## Do this
Select all lines in the records that include "true".

Items from a dataset:
═══

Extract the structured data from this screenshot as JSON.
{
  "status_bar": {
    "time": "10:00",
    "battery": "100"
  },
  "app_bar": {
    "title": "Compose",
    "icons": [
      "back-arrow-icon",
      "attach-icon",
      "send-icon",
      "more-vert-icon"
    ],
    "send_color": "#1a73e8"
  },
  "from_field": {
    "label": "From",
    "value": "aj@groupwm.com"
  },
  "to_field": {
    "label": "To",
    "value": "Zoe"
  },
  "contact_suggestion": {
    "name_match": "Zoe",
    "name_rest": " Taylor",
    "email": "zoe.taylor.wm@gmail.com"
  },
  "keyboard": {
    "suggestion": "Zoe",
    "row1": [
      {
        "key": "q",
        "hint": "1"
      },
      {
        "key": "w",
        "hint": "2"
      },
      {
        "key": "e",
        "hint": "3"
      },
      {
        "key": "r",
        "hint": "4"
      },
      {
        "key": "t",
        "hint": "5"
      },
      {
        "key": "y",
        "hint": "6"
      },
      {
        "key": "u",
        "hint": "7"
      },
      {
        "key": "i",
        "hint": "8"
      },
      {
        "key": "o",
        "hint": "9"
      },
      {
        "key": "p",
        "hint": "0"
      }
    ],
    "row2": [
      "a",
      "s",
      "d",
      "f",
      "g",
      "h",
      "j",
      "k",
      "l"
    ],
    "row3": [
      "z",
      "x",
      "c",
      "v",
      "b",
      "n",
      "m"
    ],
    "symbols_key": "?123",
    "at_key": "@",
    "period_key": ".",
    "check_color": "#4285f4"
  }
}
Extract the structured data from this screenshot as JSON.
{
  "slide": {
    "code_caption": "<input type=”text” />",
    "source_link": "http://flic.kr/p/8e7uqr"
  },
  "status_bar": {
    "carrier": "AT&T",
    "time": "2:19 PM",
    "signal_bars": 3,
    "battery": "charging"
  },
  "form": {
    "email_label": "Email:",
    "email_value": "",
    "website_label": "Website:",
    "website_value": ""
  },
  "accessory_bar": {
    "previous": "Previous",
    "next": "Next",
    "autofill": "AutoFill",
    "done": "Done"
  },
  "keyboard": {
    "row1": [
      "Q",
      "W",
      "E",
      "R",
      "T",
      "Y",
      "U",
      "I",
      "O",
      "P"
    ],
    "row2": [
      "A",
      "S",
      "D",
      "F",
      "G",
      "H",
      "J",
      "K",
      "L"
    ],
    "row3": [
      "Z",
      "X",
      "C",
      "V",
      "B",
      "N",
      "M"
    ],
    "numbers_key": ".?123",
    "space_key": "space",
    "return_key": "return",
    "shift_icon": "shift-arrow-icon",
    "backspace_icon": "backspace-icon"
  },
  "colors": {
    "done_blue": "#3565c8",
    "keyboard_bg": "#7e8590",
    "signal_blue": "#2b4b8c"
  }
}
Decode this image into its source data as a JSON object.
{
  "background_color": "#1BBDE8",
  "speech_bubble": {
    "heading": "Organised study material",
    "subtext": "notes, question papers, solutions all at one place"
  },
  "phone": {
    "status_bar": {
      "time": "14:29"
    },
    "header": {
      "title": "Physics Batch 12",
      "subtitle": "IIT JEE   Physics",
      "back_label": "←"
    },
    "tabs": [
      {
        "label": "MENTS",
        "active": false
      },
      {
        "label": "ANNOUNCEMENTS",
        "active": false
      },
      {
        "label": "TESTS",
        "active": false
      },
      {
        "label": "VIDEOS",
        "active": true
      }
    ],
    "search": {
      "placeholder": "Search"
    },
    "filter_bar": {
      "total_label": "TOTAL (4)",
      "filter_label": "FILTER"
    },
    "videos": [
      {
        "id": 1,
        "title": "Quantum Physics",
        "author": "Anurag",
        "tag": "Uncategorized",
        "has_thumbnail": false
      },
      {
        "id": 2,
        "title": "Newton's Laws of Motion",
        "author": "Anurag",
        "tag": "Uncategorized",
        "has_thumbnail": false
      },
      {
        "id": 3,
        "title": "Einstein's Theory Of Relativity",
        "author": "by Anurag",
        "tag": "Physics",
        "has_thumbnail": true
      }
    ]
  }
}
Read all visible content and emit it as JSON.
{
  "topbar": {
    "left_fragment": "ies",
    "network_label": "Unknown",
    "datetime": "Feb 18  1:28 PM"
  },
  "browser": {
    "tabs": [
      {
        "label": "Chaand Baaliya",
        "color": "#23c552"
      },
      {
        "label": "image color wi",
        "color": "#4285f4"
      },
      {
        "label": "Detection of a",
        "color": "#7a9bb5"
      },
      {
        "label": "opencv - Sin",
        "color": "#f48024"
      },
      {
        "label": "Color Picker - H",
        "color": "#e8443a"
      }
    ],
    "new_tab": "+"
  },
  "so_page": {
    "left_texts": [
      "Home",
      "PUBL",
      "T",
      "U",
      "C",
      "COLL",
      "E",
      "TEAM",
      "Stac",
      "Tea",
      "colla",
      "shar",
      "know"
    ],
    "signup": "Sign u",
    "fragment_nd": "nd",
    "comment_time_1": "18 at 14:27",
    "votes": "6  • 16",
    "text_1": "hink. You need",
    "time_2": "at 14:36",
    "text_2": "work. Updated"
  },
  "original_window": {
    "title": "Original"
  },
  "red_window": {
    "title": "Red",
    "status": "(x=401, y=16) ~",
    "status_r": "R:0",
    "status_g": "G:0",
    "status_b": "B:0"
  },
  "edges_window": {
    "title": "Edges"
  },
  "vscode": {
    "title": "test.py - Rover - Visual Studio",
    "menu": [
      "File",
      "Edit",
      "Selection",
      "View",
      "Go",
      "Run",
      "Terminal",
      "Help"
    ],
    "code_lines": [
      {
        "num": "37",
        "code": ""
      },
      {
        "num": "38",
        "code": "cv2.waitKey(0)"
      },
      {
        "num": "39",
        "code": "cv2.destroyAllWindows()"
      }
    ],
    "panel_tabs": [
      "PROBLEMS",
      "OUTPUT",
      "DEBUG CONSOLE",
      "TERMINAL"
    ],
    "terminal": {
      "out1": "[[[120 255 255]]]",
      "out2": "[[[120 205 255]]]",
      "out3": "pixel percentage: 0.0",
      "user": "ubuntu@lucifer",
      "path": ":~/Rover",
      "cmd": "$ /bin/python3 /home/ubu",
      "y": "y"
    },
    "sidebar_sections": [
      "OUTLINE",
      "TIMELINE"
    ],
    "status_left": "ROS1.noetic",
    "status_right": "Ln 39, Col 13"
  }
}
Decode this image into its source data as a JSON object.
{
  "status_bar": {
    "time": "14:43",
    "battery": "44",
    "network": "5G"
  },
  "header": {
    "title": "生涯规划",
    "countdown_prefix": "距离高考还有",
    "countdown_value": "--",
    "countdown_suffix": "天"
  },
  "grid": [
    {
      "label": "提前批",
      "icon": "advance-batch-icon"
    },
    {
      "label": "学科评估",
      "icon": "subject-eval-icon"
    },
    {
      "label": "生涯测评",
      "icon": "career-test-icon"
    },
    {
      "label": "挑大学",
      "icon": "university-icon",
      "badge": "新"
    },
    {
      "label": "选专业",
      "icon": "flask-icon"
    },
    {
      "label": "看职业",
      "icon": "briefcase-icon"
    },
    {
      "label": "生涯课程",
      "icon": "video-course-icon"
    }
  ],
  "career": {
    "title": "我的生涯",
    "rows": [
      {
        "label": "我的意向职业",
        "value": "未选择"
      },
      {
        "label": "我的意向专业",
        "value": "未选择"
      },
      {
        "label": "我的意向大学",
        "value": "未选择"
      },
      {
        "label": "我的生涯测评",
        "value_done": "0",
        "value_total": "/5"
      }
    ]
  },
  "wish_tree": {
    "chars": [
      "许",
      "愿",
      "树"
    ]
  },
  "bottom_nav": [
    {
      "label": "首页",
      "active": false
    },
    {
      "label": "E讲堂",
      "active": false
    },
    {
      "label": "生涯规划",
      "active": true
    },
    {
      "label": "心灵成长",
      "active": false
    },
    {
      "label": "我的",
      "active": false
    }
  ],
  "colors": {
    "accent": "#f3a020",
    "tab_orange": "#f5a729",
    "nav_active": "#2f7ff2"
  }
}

═══

## Result
        "active": true
        "has_thumbnail": true
      "active": true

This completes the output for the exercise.